Entries>
>>

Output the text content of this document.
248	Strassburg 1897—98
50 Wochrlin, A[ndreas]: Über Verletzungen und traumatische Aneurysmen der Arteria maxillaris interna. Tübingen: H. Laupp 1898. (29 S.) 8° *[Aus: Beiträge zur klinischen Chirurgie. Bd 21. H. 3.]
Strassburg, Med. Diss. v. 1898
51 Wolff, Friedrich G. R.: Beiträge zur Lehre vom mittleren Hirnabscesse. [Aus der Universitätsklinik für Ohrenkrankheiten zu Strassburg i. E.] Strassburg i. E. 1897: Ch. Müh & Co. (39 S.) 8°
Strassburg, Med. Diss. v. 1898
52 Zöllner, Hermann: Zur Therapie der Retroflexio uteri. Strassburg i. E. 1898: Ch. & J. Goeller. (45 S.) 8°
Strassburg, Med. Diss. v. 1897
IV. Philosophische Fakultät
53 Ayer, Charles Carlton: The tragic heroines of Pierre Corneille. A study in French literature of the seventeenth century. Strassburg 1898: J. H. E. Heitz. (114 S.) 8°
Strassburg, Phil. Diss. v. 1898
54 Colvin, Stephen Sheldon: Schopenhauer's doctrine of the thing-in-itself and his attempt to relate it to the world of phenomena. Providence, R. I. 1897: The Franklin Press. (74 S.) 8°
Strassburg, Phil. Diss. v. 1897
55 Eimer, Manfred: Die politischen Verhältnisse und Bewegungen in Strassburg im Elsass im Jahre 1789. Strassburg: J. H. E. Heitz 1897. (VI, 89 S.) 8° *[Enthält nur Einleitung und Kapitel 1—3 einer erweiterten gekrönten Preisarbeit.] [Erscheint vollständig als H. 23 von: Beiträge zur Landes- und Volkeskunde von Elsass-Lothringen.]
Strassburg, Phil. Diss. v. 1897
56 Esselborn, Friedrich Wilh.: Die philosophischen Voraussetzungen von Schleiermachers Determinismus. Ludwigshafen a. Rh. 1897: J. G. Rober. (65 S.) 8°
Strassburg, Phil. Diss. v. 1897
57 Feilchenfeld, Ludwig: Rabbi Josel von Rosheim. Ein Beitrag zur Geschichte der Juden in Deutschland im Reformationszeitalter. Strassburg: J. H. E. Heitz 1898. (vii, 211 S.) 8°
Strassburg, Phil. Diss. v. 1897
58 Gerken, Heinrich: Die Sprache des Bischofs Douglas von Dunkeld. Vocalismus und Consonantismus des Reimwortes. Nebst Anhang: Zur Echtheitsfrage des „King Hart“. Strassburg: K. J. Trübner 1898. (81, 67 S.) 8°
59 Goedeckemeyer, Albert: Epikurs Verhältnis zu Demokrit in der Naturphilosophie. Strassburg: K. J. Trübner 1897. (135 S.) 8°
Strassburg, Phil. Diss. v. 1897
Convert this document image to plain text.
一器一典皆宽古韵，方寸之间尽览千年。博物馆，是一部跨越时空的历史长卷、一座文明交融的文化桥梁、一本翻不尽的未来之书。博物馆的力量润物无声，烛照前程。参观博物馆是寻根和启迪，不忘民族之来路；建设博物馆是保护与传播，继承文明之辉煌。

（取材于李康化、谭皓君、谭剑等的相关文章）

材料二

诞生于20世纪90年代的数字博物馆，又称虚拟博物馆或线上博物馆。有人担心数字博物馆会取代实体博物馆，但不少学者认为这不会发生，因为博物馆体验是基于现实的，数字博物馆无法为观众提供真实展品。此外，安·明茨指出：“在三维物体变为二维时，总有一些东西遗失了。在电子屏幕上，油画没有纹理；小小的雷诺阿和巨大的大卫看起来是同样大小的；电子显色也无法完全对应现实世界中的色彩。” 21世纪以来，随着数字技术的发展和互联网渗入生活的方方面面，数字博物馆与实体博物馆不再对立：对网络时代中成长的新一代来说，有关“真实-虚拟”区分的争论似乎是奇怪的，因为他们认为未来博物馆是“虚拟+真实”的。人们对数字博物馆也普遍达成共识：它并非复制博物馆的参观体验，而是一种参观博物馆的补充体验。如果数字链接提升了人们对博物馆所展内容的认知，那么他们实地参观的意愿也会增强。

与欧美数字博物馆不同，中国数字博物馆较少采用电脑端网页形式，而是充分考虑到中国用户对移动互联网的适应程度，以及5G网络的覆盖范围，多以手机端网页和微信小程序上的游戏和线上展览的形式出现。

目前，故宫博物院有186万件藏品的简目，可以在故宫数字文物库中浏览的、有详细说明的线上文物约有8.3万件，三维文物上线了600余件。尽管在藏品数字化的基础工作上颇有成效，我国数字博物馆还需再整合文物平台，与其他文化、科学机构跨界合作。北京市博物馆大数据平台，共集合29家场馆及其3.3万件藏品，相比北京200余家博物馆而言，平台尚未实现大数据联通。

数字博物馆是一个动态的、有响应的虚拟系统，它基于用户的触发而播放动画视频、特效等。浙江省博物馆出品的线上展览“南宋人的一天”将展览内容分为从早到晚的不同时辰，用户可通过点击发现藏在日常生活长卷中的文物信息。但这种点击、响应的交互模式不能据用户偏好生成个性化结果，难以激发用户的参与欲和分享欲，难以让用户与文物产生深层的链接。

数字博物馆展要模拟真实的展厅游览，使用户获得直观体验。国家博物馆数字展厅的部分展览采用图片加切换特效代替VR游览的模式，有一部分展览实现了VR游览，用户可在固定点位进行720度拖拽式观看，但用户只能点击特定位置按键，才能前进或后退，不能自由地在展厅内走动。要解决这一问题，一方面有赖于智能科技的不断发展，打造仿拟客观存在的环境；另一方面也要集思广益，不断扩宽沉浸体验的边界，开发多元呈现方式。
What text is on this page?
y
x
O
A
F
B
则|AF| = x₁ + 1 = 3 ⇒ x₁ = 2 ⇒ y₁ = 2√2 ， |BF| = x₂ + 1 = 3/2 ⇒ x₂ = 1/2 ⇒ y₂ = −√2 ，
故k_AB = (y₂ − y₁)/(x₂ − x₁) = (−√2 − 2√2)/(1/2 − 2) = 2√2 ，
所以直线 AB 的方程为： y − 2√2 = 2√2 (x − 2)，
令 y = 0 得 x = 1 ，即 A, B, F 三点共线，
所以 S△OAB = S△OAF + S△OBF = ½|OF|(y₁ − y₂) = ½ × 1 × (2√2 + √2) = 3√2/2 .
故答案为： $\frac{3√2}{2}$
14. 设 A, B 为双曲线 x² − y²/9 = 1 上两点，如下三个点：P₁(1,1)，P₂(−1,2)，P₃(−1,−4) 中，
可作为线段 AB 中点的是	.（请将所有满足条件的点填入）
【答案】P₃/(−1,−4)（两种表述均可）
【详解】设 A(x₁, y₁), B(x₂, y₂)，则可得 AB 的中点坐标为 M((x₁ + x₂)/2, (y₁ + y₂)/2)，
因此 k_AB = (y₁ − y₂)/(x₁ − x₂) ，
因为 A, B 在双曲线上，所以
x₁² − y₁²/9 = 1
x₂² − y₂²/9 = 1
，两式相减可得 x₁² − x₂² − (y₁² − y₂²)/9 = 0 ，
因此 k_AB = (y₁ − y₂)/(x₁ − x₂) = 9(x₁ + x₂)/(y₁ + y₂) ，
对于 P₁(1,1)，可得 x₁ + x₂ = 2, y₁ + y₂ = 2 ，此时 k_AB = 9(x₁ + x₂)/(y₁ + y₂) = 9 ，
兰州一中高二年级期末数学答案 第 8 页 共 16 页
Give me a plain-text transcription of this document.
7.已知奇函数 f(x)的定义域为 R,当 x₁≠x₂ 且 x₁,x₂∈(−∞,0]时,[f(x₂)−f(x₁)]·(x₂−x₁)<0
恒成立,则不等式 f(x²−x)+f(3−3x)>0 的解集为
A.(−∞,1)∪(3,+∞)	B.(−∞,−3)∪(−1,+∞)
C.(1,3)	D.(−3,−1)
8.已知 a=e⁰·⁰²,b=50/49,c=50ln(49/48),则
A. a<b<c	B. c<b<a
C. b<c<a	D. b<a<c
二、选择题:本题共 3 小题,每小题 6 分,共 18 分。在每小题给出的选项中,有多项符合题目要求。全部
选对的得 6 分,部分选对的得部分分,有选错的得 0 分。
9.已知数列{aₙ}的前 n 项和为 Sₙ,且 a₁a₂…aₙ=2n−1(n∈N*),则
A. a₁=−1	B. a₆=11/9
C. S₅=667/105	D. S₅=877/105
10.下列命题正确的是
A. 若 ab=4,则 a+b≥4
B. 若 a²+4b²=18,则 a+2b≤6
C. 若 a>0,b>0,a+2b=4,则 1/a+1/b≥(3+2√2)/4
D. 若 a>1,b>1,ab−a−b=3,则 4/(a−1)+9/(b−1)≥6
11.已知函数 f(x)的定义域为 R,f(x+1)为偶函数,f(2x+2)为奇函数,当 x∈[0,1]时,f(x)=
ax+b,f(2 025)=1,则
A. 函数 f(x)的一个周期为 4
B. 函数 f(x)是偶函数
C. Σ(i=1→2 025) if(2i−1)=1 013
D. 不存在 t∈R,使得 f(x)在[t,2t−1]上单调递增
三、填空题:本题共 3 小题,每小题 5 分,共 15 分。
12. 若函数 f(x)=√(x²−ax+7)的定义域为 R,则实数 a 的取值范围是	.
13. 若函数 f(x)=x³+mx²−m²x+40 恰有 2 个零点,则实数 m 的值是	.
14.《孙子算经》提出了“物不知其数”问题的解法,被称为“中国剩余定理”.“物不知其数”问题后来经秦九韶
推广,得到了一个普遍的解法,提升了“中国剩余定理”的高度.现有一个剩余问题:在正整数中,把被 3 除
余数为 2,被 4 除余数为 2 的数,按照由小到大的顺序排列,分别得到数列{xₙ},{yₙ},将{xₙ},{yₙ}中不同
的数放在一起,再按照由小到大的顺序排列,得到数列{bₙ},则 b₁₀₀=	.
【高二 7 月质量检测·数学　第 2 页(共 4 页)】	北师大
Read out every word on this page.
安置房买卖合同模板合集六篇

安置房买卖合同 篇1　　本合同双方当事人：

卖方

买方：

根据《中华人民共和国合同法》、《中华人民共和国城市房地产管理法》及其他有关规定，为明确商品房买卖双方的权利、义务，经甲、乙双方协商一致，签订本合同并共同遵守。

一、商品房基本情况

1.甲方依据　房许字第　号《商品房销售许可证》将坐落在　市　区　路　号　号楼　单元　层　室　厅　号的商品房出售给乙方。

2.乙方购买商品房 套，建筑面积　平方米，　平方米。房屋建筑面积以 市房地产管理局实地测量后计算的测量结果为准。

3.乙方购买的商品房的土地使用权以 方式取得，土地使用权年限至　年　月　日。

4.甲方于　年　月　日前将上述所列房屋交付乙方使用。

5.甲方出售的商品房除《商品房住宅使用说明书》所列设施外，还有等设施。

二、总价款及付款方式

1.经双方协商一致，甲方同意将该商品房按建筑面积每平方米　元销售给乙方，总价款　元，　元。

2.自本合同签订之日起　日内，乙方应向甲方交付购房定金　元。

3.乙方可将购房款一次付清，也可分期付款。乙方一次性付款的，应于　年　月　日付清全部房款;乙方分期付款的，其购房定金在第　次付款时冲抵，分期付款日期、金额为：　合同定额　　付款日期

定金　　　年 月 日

<<

Set task> Set down, word for word, every line from the line that holds "Read out every word on this page." to the end of the entries above, including both ends.

Exercise solution>
Read out every word on this page.
安置房买卖合同模板合集六篇

安置房买卖合同 篇1　　本合同双方当事人：

卖方

买方：

根据《中华人民共和国合同法》、《中华人民共和国城市房地产管理法》及其他有关规定，为明确商品房买卖双方的权利、义务，经甲、乙双方协商一致，签订本合同并共同遵守。

一、商品房基本情况

1.甲方依据　房许字第　号《商品房销售许可证》将坐落在　市　区　路　号　号楼　单元　层　室　厅　号的商品房出售给乙方。

2.乙方购买商品房 套，建筑面积　平方米，　平方米。房屋建筑面积以 市房地产管理局实地测量后计算的测量结果为准。

3.乙方购买的商品房的土地使用权以 方式取得，土地使用权年限至　年　月　日。

4.甲方于　年　月　日前将上述所列房屋交付乙方使用。

5.甲方出售的商品房除《商品房住宅使用说明书》所列设施外，还有等设施。

二、总价款及付款方式

1.经双方协商一致，甲方同意将该商品房按建筑面积每平方米　元销售给乙方，总价款　元，　元。

2.自本合同签订之日起　日内，乙方应向甲方交付购房定金　元。

3.乙方可将购房款一次付清，也可分期付款。乙方一次性付款的，应于　年　月　日付清全部房款;乙方分期付款的，其购房定金在第　次付款时冲抵，分期付款日期、金额为：　合同定额　　付款日期

定金　　　年 月 日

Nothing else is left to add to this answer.